#### [Data]
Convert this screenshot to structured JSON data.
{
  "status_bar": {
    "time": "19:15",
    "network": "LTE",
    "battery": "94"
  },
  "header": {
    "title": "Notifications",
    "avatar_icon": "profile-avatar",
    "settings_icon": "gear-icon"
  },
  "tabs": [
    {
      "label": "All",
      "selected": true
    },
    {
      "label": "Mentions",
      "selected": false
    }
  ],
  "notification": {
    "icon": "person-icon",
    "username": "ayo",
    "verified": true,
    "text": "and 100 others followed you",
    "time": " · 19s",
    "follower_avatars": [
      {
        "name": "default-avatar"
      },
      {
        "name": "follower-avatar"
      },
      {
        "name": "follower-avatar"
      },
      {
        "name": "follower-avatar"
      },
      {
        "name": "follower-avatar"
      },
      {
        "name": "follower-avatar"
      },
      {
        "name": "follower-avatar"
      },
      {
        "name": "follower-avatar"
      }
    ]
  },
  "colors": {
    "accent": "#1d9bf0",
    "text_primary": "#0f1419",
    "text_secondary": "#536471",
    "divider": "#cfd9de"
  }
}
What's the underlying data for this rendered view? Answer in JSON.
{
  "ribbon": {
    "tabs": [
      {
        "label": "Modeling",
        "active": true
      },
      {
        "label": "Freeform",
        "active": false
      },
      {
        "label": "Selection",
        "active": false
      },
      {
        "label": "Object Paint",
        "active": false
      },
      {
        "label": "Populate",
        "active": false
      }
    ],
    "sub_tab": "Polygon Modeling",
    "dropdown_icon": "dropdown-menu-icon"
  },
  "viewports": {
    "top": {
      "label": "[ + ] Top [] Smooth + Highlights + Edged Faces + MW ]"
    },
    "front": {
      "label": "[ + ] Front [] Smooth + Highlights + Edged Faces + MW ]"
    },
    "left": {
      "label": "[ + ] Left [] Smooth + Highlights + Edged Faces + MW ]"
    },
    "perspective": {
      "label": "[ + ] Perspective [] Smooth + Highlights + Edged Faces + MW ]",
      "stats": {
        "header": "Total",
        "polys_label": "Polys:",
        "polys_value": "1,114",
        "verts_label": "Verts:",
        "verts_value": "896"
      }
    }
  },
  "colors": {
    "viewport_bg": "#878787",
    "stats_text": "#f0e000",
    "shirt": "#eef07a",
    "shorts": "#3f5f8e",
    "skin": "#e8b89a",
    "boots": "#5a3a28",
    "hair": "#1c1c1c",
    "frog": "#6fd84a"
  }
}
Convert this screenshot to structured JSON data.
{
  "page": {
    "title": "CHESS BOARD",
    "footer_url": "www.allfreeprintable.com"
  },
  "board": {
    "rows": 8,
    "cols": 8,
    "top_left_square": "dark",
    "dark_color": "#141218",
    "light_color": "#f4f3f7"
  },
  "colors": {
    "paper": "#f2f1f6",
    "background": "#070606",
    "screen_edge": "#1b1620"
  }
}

#### [Prompt]
Reproduce each line of the entries in which the word "title" is found.

#### [Correct answer]
    "title": "Notifications",
    "title": "CHESS BOARD",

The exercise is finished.